_WHAT THE TASK REQUIRES_. Skip the pictures and extract all of the lines exactly as written.

-- Start of DATA SUPPLIED --

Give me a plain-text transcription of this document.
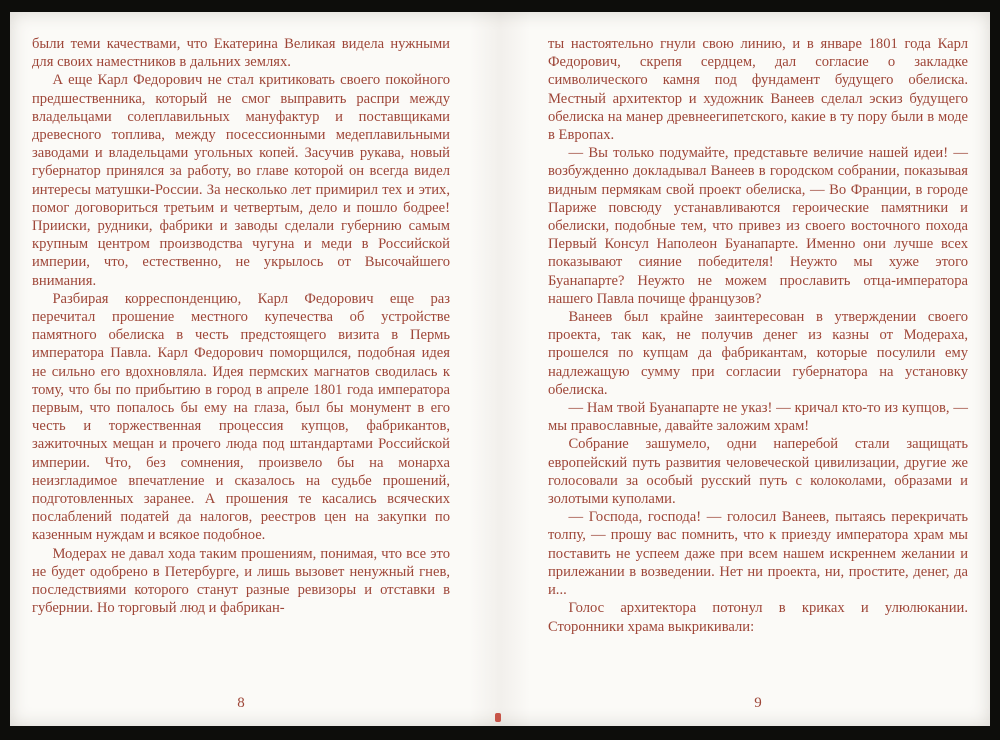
были теми качествами, что Екатерина Великая видела нужными для своих наместников в дальних землях.

А еще Карл Федорович не стал критиковать своего покойного предшественника, который не смог выправить распри между владельцами солеплавильных мануфактур и поставщиками древесного топлива, между посессионными медеплавильными заводами и владельцами угольных копей. Засучив рукава, новый губернатор принялся за работу, во главе которой он всегда видел интересы матушки-России. За несколько лет примирил тех и этих, помог договориться третьим и четвертым, дело и пошло бодрее! Прииски, рудники, фабрики и заводы сделали губернию самым крупным центром производства чугуна и меди в Российской империи, что, естественно, не укрылось от Высочайшего внимания.

Разбирая корреспонденцию, Карл Федорович еще раз перечитал прошение местного купечества об устройстве памятного обелиска в честь предстоящего визита в Пермь императора Павла. Карл Федорович поморщился, подобная идея не сильно его вдохновляла. Идея пермских магнатов сводилась к тому, что бы по прибытию в город в апреле 1801 года императора первым, что попалось бы ему на глаза, был бы монумент в его честь и торжественная процессия купцов, фабрикантов, зажиточных мещан и прочего люда под штандартами Российской империи. Что, без сомнения, произвело бы на монарха неизгладимое впечатление и сказалось на судьбе прошений, подготовленных заранее. А прошения те касались всяческих послаблений податей да налогов, реестров цен на закупки по казенным нуждам и всякое подобное.

Модерах не давал хода таким прошениям, понимая, что все это не будет одобрено в Петербурге, и лишь вызовет ненужный гнев, последствиями которого станут разные ревизоры и отставки в губернии. Но торговый люд и фабрикан-

8

ты настоятельно гнули свою линию, и в январе 1801 года Карл Федорович, скрепя сердцем, дал согласие о закладке символического камня под фундамент будущего обелиска. Местный архитектор и художник Ванеев сделал эскиз будущего обелиска на манер древнеегипетского, какие в ту пору были в моде в Европах.

— Вы только подумайте, представьте величие нашей идеи! — возбужденно докладывал Ванеев в городском собрании, показывая видным пермякам свой проект обелиска, — Во Франции, в городе Париже повсюду устанавливаются героические памятники и обелиски, подобные тем, что привез из своего восточного похода Первый Консул Наполеон Буанапарте. Именно они лучше всех показывают сияние победителя! Неужто мы хуже этого Буанапарте? Неужто не можем прославить отца-императора нашего Павла почище французов?

Ванеев был крайне заинтересован в утверждении своего проекта, так как, не получив денег из казны от Модераха, прошелся по купцам да фабрикантам, которые посулили ему надлежащую сумму при согласии губернатора на установку обелиска.

— Нам твой Буанапарте не указ! — кричал кто-то из купцов, — мы православные, давайте заложим храм!

Собрание зашумело, одни наперебой стали защищать европейский путь развития человеческой цивилизации, другие же голосовали за особый русский путь с колоколами, образами и золотыми куполами.

— Господа, господа! — голосил Ванеев, пытаясь перекричать толпу, — прошу вас помнить, что к приезду императора храм мы поставить не успеем даже при всем нашем искреннем желании и прилежании в возведении. Нет ни проекта, ни, простите, денег, да и...

Голос архитектора потонул в криках и улюлюкании. Сторонники храма выкрикивали:

9
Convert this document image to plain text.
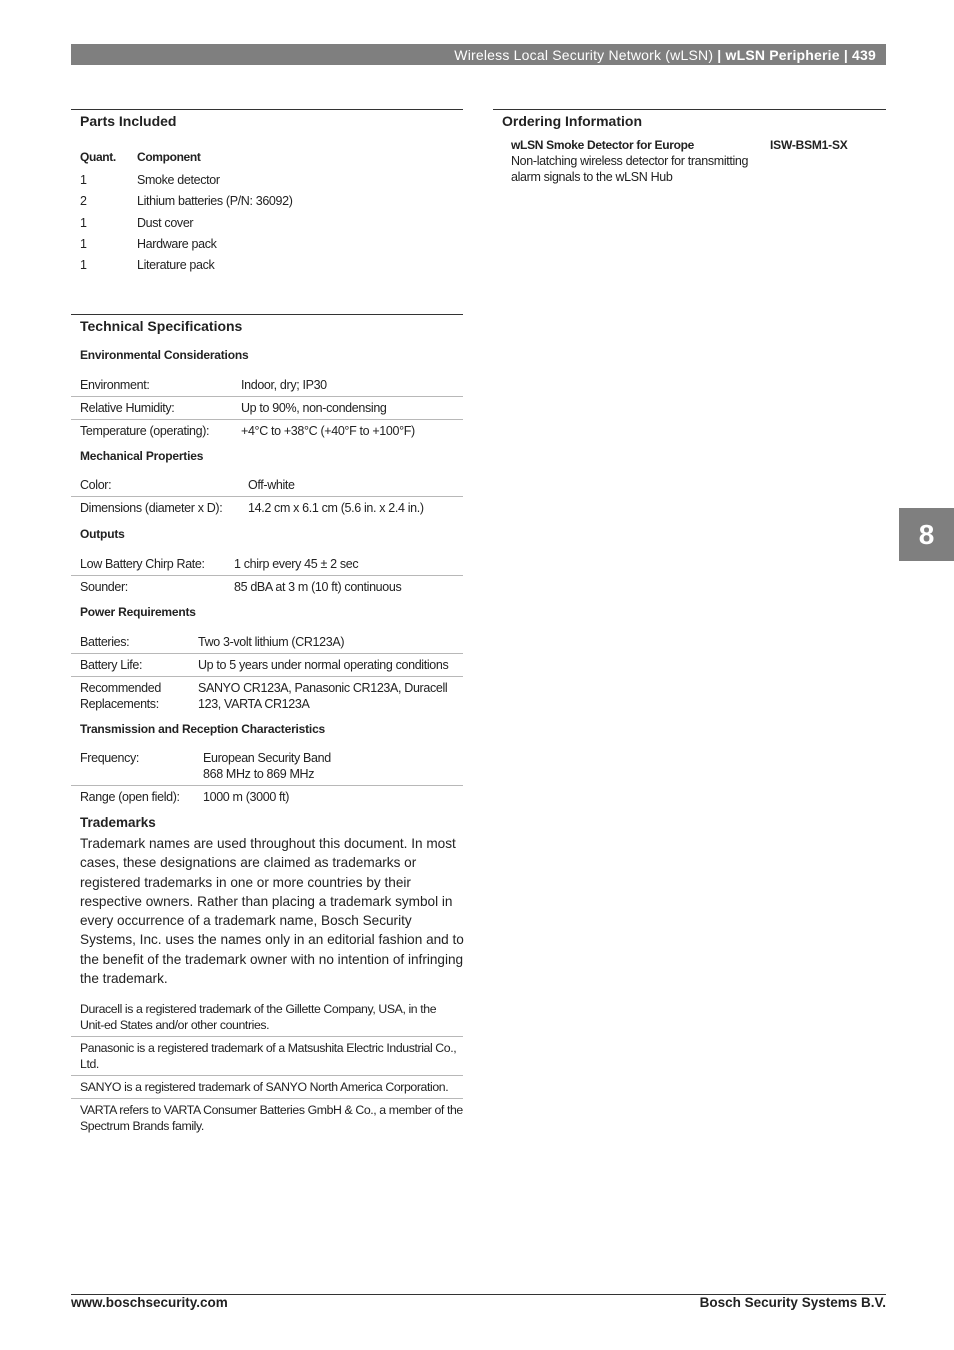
Wireless Local Security Network (wLSN)
| wLSN Peripherie | 439
8
Parts Included
Quant.	Component
1	Smoke detector
2	Lithium batteries (P/N: 36092)
1	Dust cover
1	Hardware pack
1	Literature pack
Technical Specifications
Environmental Considerations
Environment:	Indoor, dry; IP30
Relative Humidity:	Up to 90%, non-condensing
Temperature (operating):	+4°C to +38°C (+40°F to +100°F)
Mechanical Properties
Color:	Off-white
Dimensions (diameter x D):	14.2 cm x 6.1 cm (5.6 in. x 2.4 in.)
Outputs
Low Battery Chirp Rate:	1 chirp every 45 ± 2 sec
Sounder:	85 dBA at 3 m (10 ft) continuous
Power Requirements
Batteries:	Two 3-volt lithium (CR123A)
Battery Life:	Up to 5 years under normal operating conditions
Recommended Replacements:
SANYO CR123A, Panasonic CR123A, Duracell 123, VARTA CR123A
Transmission and Reception Characteristics
Frequency:	European Security Band
868 MHz to 869 MHz
Range (open field):	1000 m (3000 ft)
Trademarks
Trademark names are used throughout this document. In most cases, these designations are claimed as trademarks or registered trademarks in one or more countries by their respective owners. Rather than placing a trademark symbol in every occurrence of a trademark name, Bosch Security Systems, Inc. uses the names only in an editorial fashion and to the benefit of the trademark owner with no intention of infringing the trademark.
Duracell is a registered trademark of the Gillette Company, USA, in the Unit-ed States and/or other countries.
Panasonic is a registered trademark of a Matsushita Electric Industrial Co., Ltd.
SANYO is a registered trademark of SANYO North America Corporation.
VARTA refers to VARTA Consumer Batteries GmbH & Co., a member of the Spectrum Brands family.
Ordering Information
wLSN Smoke Detector for Europe	ISW-BSM1-SX
Non-latching wireless detector for transmitting alarm signals to the wLSN Hub
www.boschsecurity.com	Bosch Security Systems B.V.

-- End of DATA SUPPLIED --

_EXERCISE ANSWER_.
Give me a plain-text transcription of this document.
были теми качествами, что Екатерина Великая видела нужными для своих наместников в дальних землях.

А еще Карл Федорович не стал критиковать своего покойного предшественника, который не смог выправить распри между владельцами солеплавильных мануфактур и поставщиками древесного топлива, между посессионными медеплавильными заводами и владельцами угольных копей. Засучив рукава, новый губернатор принялся за работу, во главе которой он всегда видел интересы матушки-России. За несколько лет примирил тех и этих, помог договориться третьим и четвертым, дело и пошло бодрее! Прииски, рудники, фабрики и заводы сделали губернию самым крупным центром производства чугуна и меди в Российской империи, что, естественно, не укрылось от Высочайшего внимания.

Разбирая корреспонденцию, Карл Федорович еще раз перечитал прошение местного купечества об устройстве памятного обелиска в честь предстоящего визита в Пермь императора Павла. Карл Федорович поморщился, подобная идея не сильно его вдохновляла. Идея пермских магнатов сводилась к тому, что бы по прибытию в город в апреле 1801 года императора первым, что попалось бы ему на глаза, был бы монумент в его честь и торжественная процессия купцов, фабрикантов, зажиточных мещан и прочего люда под штандартами Российской империи. Что, без сомнения, произвело бы на монарха неизгладимое впечатление и сказалось на судьбе прошений, подготовленных заранее. А прошения те касались всяческих послаблений податей да налогов, реестров цен на закупки по казенным нуждам и всякое подобное.

Модерах не давал хода таким прошениям, понимая, что все это не будет одобрено в Петербурге, и лишь вызовет ненужный гнев, последствиями которого станут разные ревизоры и отставки в губернии. Но торговый люд и фабрикан-

8

ты настоятельно гнули свою линию, и в январе 1801 года Карл Федорович, скрепя сердцем, дал согласие о закладке символического камня под фундамент будущего обелиска. Местный архитектор и художник Ванеев сделал эскиз будущего обелиска на манер древнеегипетского, какие в ту пору были в моде в Европах.

— Вы только подумайте, представьте величие нашей идеи! — возбужденно докладывал Ванеев в городском собрании, показывая видным пермякам свой проект обелиска, — Во Франции, в городе Париже повсюду устанавливаются героические памятники и обелиски, подобные тем, что привез из своего восточного похода Первый Консул Наполеон Буанапарте. Именно они лучше всех показывают сияние победителя! Неужто мы хуже этого Буанапарте? Неужто не можем прославить отца-императора нашего Павла почище французов?

Ванеев был крайне заинтересован в утверждении своего проекта, так как, не получив денег из казны от Модераха, прошелся по купцам да фабрикантам, которые посулили ему надлежащую сумму при согласии губернатора на установку обелиска.

— Нам твой Буанапарте не указ! — кричал кто-то из купцов, — мы православные, давайте заложим храм!

Собрание зашумело, одни наперебой стали защищать европейский путь развития человеческой цивилизации, другие же голосовали за особый русский путь с колоколами, образами и золотыми куполами.

— Господа, господа! — голосил Ванеев, пытаясь перекричать толпу, — прошу вас помнить, что к приезду императора храм мы поставить не успеем даже при всем нашем искреннем желании и прилежании в возведении. Нет ни проекта, ни, простите, денег, да и...

Голос архитектора потонул в криках и улюлюкании. Сторонники храма выкрикивали:

9
Convert this document image to plain text.
Wireless Local Security Network (wLSN)
| wLSN Peripherie | 439
8
Parts Included
Quant.	Component
1	Smoke detector
2	Lithium batteries (P/N: 36092)
1	Dust cover
1	Hardware pack
1	Literature pack
Technical Specifications
Environmental Considerations
Environment:	Indoor, dry; IP30
Relative Humidity:	Up to 90%, non-condensing
Temperature (operating):	+4°C to +38°C (+40°F to +100°F)
Mechanical Properties
Color:	Off-white
Dimensions (diameter x D):	14.2 cm x 6.1 cm (5.6 in. x 2.4 in.)
Outputs
Low Battery Chirp Rate:	1 chirp every 45 ± 2 sec
Sounder:	85 dBA at 3 m (10 ft) continuous
Power Requirements
Batteries:	Two 3-volt lithium (CR123A)
Battery Life:	Up to 5 years under normal operating conditions
Recommended Replacements:
SANYO CR123A, Panasonic CR123A, Duracell 123, VARTA CR123A
Transmission and Reception Characteristics
Frequency:	European Security Band
868 MHz to 869 MHz
Range (open field):	1000 m (3000 ft)
Trademarks
Trademark names are used throughout this document. In most cases, these designations are claimed as trademarks or registered trademarks in one or more countries by their respective owners. Rather than placing a trademark symbol in every occurrence of a trademark name, Bosch Security Systems, Inc. uses the names only in an editorial fashion and to the benefit of the trademark owner with no intention of infringing the trademark.
Duracell is a registered trademark of the Gillette Company, USA, in the Unit-ed States and/or other countries.
Panasonic is a registered trademark of a Matsushita Electric Industrial Co., Ltd.
SANYO is a registered trademark of SANYO North America Corporation.
VARTA refers to VARTA Consumer Batteries GmbH & Co., a member of the Spectrum Brands family.
Ordering Information
wLSN Smoke Detector for Europe	ISW-BSM1-SX
Non-latching wireless detector for transmitting alarm signals to the wLSN Hub
www.boschsecurity.com	Bosch Security Systems B.V.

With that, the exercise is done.